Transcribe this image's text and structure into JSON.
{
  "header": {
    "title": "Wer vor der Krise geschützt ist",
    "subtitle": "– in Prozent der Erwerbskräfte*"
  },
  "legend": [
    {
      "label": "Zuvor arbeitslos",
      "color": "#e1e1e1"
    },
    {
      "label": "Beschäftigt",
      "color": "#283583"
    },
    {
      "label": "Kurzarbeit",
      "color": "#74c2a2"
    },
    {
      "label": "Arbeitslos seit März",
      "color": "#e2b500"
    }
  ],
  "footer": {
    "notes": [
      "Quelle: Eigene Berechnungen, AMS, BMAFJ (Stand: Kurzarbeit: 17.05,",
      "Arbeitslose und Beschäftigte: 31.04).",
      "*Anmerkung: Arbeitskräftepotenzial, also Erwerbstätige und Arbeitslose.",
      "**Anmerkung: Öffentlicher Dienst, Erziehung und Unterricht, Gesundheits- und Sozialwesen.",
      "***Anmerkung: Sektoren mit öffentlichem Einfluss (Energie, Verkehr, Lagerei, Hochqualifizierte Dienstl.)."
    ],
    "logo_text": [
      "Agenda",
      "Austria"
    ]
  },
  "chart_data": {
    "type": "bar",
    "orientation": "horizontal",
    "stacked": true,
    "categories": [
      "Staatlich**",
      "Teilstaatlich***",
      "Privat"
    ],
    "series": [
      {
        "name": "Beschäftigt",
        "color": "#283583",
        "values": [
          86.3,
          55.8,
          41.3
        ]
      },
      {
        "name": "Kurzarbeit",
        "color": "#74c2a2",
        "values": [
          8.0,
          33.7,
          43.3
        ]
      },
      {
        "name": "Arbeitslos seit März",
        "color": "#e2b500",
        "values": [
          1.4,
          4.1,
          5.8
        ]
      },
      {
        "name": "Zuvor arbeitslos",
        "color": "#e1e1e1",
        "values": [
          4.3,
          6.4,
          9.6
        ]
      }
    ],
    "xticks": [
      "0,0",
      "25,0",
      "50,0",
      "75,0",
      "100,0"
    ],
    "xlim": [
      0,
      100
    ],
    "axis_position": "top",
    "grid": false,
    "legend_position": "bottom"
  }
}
┄┄┄┄┄┄
From the entries above, copy every line that holds the word "seit".

      "label": "Arbeitslos seit März",
        "name": "Arbeitslos seit März",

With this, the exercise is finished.